DATA RECORDS
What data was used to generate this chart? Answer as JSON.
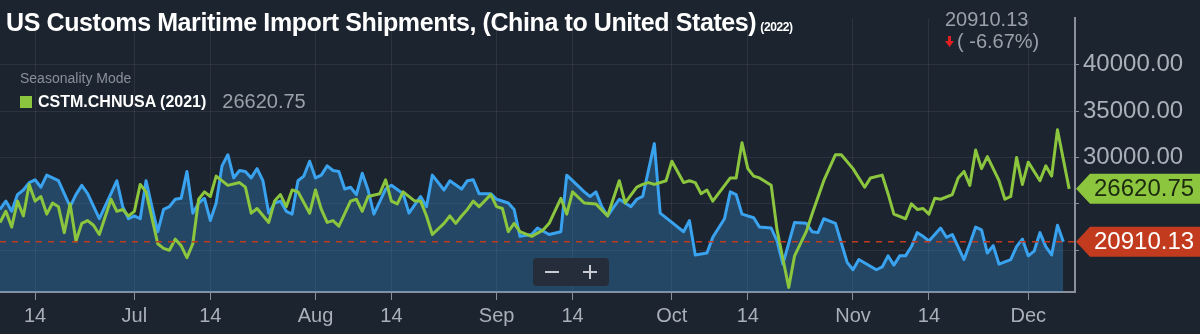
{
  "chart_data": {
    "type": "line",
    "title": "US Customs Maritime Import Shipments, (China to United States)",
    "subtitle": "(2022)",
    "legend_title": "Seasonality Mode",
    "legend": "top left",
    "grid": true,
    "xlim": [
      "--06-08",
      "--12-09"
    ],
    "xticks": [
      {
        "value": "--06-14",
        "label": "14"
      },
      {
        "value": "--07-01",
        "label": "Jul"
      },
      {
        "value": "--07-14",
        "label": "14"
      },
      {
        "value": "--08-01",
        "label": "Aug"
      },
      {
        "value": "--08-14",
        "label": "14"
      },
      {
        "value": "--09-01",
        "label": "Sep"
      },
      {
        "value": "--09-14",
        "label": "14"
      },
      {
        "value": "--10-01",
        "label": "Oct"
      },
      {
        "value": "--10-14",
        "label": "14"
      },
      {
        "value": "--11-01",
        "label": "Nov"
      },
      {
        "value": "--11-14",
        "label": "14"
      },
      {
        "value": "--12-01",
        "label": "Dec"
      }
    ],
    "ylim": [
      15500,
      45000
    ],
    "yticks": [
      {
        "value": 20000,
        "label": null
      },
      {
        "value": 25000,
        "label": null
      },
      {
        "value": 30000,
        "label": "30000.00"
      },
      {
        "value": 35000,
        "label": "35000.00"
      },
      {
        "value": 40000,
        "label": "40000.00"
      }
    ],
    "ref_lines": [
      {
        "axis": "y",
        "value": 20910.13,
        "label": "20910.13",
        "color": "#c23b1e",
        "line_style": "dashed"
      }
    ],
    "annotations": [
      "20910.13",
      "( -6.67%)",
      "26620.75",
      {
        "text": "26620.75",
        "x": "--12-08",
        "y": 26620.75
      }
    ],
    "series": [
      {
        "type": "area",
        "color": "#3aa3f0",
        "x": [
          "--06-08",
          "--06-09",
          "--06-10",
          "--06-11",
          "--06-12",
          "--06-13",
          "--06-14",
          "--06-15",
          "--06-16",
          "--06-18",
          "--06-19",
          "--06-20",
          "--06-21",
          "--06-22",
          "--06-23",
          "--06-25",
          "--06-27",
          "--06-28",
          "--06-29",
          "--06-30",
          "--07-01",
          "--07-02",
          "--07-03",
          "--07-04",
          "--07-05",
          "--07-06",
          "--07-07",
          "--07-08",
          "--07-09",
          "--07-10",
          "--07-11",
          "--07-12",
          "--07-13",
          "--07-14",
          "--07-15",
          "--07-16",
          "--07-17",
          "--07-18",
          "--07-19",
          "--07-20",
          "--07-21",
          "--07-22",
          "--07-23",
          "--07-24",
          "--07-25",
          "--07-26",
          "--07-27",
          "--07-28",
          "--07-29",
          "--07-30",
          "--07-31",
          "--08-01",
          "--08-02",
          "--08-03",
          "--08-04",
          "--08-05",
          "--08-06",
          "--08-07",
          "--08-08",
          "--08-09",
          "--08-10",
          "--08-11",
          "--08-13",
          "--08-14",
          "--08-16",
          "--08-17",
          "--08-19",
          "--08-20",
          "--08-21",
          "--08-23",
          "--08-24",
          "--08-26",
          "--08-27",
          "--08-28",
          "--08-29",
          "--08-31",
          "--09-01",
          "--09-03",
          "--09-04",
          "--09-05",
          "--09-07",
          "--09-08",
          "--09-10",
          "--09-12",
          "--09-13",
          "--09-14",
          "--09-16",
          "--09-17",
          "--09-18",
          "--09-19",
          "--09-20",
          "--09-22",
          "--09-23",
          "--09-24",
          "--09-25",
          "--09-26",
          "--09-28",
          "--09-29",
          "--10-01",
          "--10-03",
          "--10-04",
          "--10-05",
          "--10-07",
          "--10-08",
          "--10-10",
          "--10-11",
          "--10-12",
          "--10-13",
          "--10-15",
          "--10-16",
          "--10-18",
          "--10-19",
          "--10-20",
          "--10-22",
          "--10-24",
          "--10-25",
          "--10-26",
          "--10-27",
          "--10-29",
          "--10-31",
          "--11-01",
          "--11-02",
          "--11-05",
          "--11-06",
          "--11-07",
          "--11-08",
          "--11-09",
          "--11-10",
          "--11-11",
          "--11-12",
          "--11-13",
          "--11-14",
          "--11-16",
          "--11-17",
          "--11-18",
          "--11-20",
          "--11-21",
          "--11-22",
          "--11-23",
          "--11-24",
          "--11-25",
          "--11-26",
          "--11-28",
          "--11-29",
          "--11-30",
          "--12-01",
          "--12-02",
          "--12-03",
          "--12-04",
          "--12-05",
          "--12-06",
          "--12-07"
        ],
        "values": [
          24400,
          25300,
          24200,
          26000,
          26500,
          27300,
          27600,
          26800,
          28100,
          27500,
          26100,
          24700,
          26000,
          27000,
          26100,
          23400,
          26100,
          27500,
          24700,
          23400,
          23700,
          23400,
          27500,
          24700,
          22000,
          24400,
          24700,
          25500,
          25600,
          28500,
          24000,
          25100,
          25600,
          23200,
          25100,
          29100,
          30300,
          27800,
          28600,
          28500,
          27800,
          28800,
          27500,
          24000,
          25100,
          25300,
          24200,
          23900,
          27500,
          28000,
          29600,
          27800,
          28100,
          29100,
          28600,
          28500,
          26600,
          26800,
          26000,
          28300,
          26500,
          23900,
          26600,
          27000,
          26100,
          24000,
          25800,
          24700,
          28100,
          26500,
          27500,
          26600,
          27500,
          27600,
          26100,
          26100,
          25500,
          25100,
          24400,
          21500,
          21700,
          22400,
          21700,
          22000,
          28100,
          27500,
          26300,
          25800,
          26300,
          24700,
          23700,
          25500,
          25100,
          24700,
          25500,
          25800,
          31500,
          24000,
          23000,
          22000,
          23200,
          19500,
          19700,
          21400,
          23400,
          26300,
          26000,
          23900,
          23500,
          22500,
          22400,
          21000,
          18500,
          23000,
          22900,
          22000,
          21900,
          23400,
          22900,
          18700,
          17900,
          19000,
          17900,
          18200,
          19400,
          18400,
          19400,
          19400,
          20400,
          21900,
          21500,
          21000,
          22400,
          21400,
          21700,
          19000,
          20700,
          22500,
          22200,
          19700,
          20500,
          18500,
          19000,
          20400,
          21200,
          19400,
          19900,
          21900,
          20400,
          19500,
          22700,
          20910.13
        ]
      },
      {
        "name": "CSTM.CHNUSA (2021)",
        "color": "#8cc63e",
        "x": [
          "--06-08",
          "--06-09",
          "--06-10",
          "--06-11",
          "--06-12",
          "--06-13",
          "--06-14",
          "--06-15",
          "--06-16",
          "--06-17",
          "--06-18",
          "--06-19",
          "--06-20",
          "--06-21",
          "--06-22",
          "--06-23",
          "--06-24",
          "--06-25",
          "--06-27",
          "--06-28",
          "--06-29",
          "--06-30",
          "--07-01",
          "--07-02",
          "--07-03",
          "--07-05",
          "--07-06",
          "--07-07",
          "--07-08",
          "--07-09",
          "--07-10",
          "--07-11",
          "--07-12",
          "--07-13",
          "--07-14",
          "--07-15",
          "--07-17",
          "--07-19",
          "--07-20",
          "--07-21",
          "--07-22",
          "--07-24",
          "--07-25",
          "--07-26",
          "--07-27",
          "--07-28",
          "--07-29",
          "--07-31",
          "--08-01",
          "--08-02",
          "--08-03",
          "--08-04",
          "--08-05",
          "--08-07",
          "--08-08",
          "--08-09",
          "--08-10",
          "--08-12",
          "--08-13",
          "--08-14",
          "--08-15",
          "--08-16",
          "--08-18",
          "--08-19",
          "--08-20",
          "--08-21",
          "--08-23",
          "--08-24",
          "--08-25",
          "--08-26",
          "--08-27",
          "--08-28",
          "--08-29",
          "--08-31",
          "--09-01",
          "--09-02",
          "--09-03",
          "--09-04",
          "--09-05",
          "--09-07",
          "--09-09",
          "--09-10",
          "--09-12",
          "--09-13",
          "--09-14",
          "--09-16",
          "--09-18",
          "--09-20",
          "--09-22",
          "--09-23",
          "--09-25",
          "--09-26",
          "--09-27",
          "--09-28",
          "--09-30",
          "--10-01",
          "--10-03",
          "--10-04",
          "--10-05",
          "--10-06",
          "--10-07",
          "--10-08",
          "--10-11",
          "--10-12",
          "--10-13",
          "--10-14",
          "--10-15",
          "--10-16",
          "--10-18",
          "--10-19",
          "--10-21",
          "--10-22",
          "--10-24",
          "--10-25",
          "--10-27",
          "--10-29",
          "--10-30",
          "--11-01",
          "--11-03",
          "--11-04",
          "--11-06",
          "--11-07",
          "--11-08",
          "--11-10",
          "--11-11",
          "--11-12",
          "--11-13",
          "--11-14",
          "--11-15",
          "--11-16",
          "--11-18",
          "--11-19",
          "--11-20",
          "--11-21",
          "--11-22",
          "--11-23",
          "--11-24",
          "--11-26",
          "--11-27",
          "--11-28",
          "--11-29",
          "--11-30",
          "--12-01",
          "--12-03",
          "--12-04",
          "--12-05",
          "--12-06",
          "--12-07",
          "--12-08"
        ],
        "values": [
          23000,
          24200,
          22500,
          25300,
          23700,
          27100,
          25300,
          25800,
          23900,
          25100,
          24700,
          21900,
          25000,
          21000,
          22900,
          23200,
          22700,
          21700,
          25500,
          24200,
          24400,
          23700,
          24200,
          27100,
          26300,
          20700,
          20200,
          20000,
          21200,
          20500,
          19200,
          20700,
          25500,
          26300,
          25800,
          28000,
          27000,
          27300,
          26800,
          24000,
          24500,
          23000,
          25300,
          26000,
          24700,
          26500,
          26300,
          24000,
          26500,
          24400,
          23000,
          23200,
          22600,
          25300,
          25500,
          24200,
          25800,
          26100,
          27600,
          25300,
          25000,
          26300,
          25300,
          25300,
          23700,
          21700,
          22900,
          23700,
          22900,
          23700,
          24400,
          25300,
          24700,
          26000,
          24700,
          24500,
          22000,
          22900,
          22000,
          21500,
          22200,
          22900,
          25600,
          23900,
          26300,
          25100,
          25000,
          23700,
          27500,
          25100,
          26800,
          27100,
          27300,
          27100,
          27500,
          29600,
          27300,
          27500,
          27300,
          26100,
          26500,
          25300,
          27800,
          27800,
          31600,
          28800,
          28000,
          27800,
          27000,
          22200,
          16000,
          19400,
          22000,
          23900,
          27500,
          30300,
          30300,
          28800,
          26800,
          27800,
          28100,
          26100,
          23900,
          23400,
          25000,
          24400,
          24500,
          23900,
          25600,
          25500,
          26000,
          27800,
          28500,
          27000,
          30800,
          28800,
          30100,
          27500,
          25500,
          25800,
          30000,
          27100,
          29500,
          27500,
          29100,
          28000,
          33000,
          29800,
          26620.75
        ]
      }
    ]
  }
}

EXERCISE DETAILS
From the data, collect all lines where the string "color" appears.

CORRECT RESULT
        "color": "#c23b1e",
        "color": "#3aa3f0",
        "color": "#8cc63e",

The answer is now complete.